Output each line exactly as it appears, skipping any embedded picture.

DATA PROVIDED

○ ○ ○ ○

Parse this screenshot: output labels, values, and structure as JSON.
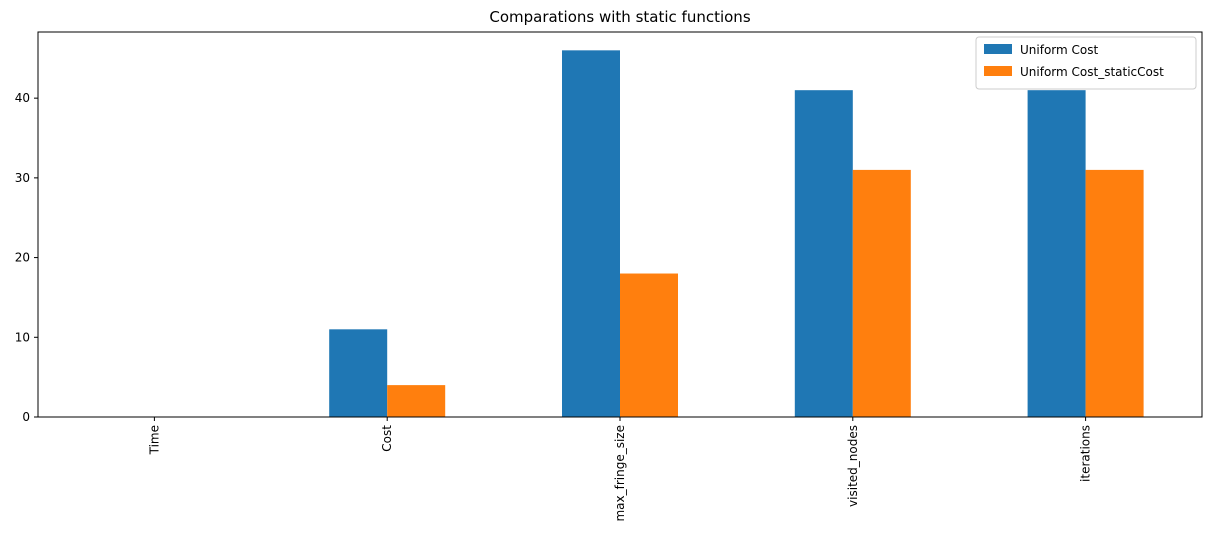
{
  "chart_data": {
    "type": "bar",
    "title": "Comparations with static functions",
    "xlabel": "",
    "ylabel": "",
    "categories": [
      "Time",
      "Cost",
      "max_fringe_size",
      "visited_nodes",
      "iterations"
    ],
    "series": [
      {
        "name": "Uniform Cost",
        "color": "#1f77b4",
        "values": [
          0.0,
          11,
          46,
          41,
          41
        ]
      },
      {
        "name": "Uniform Cost_staticCost",
        "color": "#ff7f0e",
        "values": [
          0.0,
          4,
          18,
          31,
          31
        ]
      }
    ],
    "ylim": [
      0,
      48.3
    ],
    "yticks": [
      "0",
      "10",
      "20",
      "30",
      "40"
    ],
    "grid": false,
    "legend_position": "top-right",
    "x_tick_rotation": "vertical"
  }
}
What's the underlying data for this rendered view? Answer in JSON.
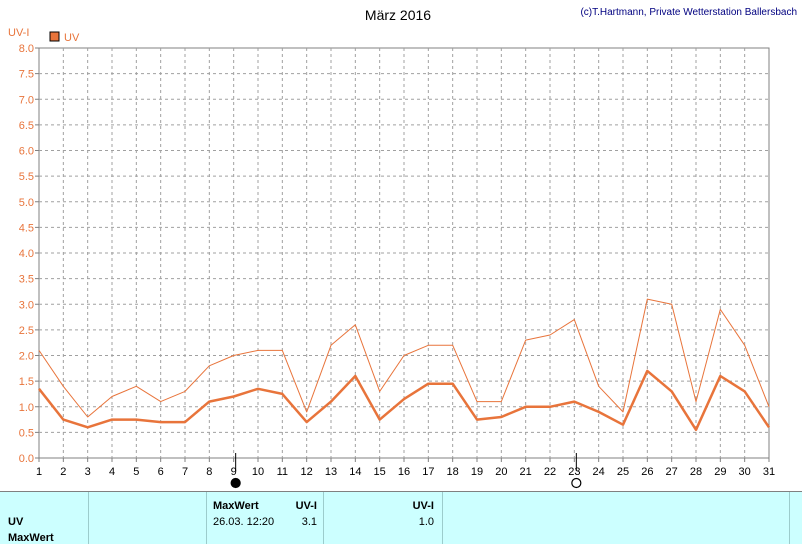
{
  "chart_data": {
    "type": "line",
    "title": "März 2016",
    "credit": "(c)T.Hartmann, Private Wetterstation Ballersbach",
    "ylabel": "UV-I",
    "legend": "UV",
    "legend_position": "top-left",
    "grid": true,
    "ylim": [
      0,
      8
    ],
    "yticks": [
      "0.0",
      "0.5",
      "1.0",
      "1.5",
      "2.0",
      "2.5",
      "3.0",
      "3.5",
      "4.0",
      "4.5",
      "5.0",
      "5.5",
      "6.0",
      "6.5",
      "7.0",
      "7.5",
      "8.0"
    ],
    "x": [
      1,
      2,
      3,
      4,
      5,
      6,
      7,
      8,
      9,
      10,
      11,
      12,
      13,
      14,
      15,
      16,
      17,
      18,
      19,
      20,
      21,
      22,
      23,
      24,
      25,
      26,
      27,
      28,
      29,
      30,
      31
    ],
    "series": [
      {
        "values": [
          2.1,
          1.4,
          0.8,
          1.2,
          1.4,
          1.1,
          1.3,
          1.8,
          2.0,
          2.1,
          2.1,
          0.9,
          2.2,
          2.6,
          1.3,
          2.0,
          2.2,
          2.2,
          1.1,
          1.1,
          2.3,
          2.4,
          2.7,
          1.4,
          0.9,
          3.1,
          3.0,
          1.1,
          2.9,
          2.2,
          1.0
        ],
        "color": "#e8743b",
        "width": 1
      },
      {
        "values": [
          1.35,
          0.75,
          0.6,
          0.75,
          0.75,
          0.7,
          0.7,
          1.1,
          1.2,
          1.35,
          1.25,
          0.7,
          1.1,
          1.6,
          0.75,
          1.15,
          1.45,
          1.45,
          0.75,
          0.8,
          1.0,
          1.0,
          1.1,
          0.9,
          0.65,
          1.7,
          1.3,
          0.55,
          1.6,
          1.3,
          0.6
        ],
        "color": "#e8743b",
        "width": 2.5
      }
    ],
    "moon_phases": [
      {
        "day": 9,
        "phase": "new-moon"
      },
      {
        "day": 23,
        "phase": "full-moon"
      }
    ]
  },
  "footer": {
    "row1_label": "UV",
    "row2_label": "MaxWert",
    "max_header": "MaxWert",
    "unit_header": "UV-I",
    "unit_header2": "UV-I",
    "max_datetime": "26.03.  12:20",
    "max_value": "3.1",
    "value2": "1.0"
  }
}
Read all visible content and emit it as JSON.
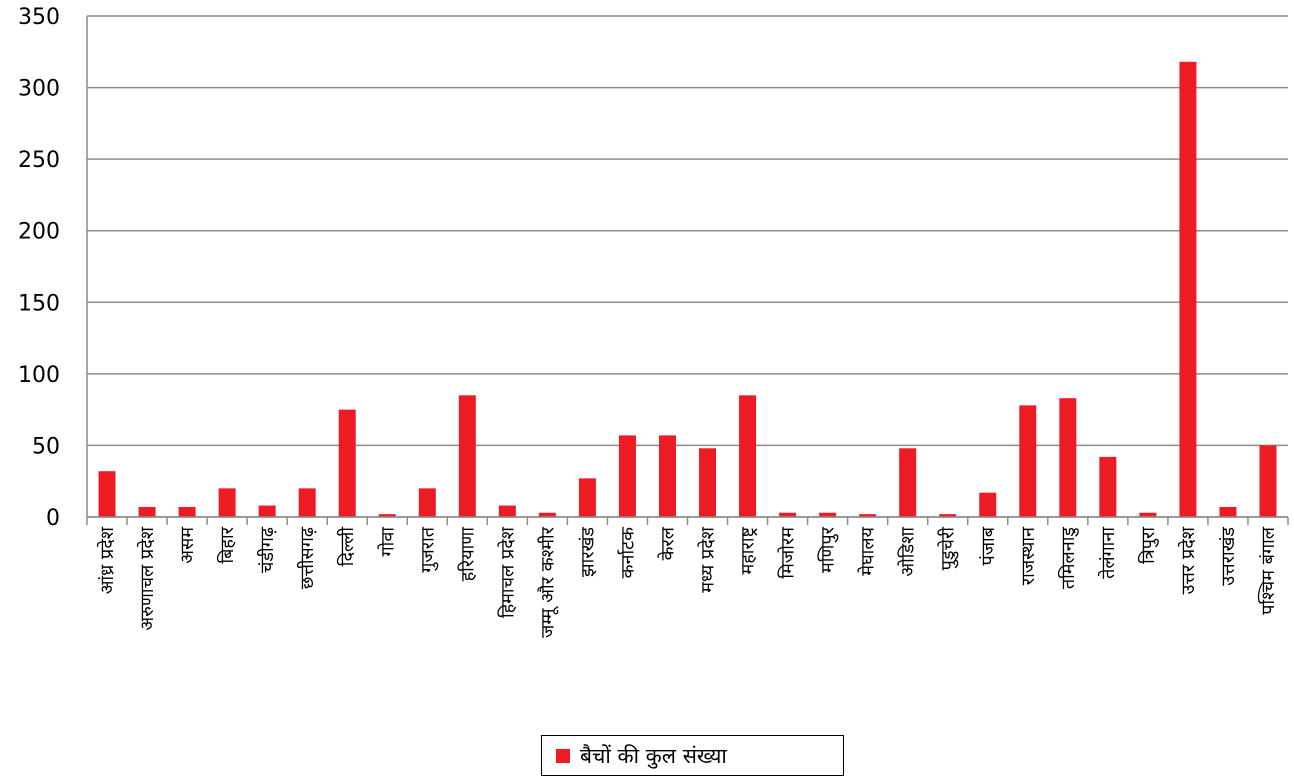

○ ○ ○ ○

OUTPUT OF THE EXERCISE
Parse this screenshot: output labels, values, and structure as JSON.
{
  "chart_data": {
    "type": "bar",
    "title": "Comparations with static functions",
    "xlabel": "",
    "ylabel": "",
    "categories": [
      "Time",
      "Cost",
      "max_fringe_size",
      "visited_nodes",
      "iterations"
    ],
    "series": [
      {
        "name": "Uniform Cost",
        "color": "#1f77b4",
        "values": [
          0.0,
          11,
          46,
          41,
          41
        ]
      },
      {
        "name": "Uniform Cost_staticCost",
        "color": "#ff7f0e",
        "values": [
          0.0,
          4,
          18,
          31,
          31
        ]
      }
    ],
    "ylim": [
      0,
      48.3
    ],
    "yticks": [
      "0",
      "10",
      "20",
      "30",
      "40"
    ],
    "grid": false,
    "legend_position": "top-right",
    "x_tick_rotation": "vertical"
  }
}
What's the underlying data for this rendered view? Answer in JSON.
{
  "chart_data": {
    "type": "line",
    "title": "März 2016",
    "credit": "(c)T.Hartmann, Private Wetterstation Ballersbach",
    "ylabel": "UV-I",
    "legend": "UV",
    "legend_position": "top-left",
    "grid": true,
    "ylim": [
      0,
      8
    ],
    "yticks": [
      "0.0",
      "0.5",
      "1.0",
      "1.5",
      "2.0",
      "2.5",
      "3.0",
      "3.5",
      "4.0",
      "4.5",
      "5.0",
      "5.5",
      "6.0",
      "6.5",
      "7.0",
      "7.5",
      "8.0"
    ],
    "x": [
      1,
      2,
      3,
      4,
      5,
      6,
      7,
      8,
      9,
      10,
      11,
      12,
      13,
      14,
      15,
      16,
      17,
      18,
      19,
      20,
      21,
      22,
      23,
      24,
      25,
      26,
      27,
      28,
      29,
      30,
      31
    ],
    "series": [
      {
        "values": [
          2.1,
          1.4,
          0.8,
          1.2,
          1.4,
          1.1,
          1.3,
          1.8,
          2.0,
          2.1,
          2.1,
          0.9,
          2.2,
          2.6,
          1.3,
          2.0,
          2.2,
          2.2,
          1.1,
          1.1,
          2.3,
          2.4,
          2.7,
          1.4,
          0.9,
          3.1,
          3.0,
          1.1,
          2.9,
          2.2,
          1.0
        ],
        "color": "#e8743b",
        "width": 1
      },
      {
        "values": [
          1.35,
          0.75,
          0.6,
          0.75,
          0.75,
          0.7,
          0.7,
          1.1,
          1.2,
          1.35,
          1.25,
          0.7,
          1.1,
          1.6,
          0.75,
          1.15,
          1.45,
          1.45,
          0.75,
          0.8,
          1.0,
          1.0,
          1.1,
          0.9,
          0.65,
          1.7,
          1.3,
          0.55,
          1.6,
          1.3,
          0.6
        ],
        "color": "#e8743b",
        "width": 2.5
      }
    ],
    "moon_phases": [
      {
        "day": 9,
        "phase": "new-moon"
      },
      {
        "day": 23,
        "phase": "full-moon"
      }
    ]
  },
  "footer": {
    "row1_label": "UV",
    "row2_label": "MaxWert",
    "max_header": "MaxWert",
    "unit_header": "UV-I",
    "unit_header2": "UV-I",
    "max_datetime": "26.03.  12:20",
    "max_value": "3.1",
    "value2": "1.0"
  }
}
Read all visible content and emit it as JSON.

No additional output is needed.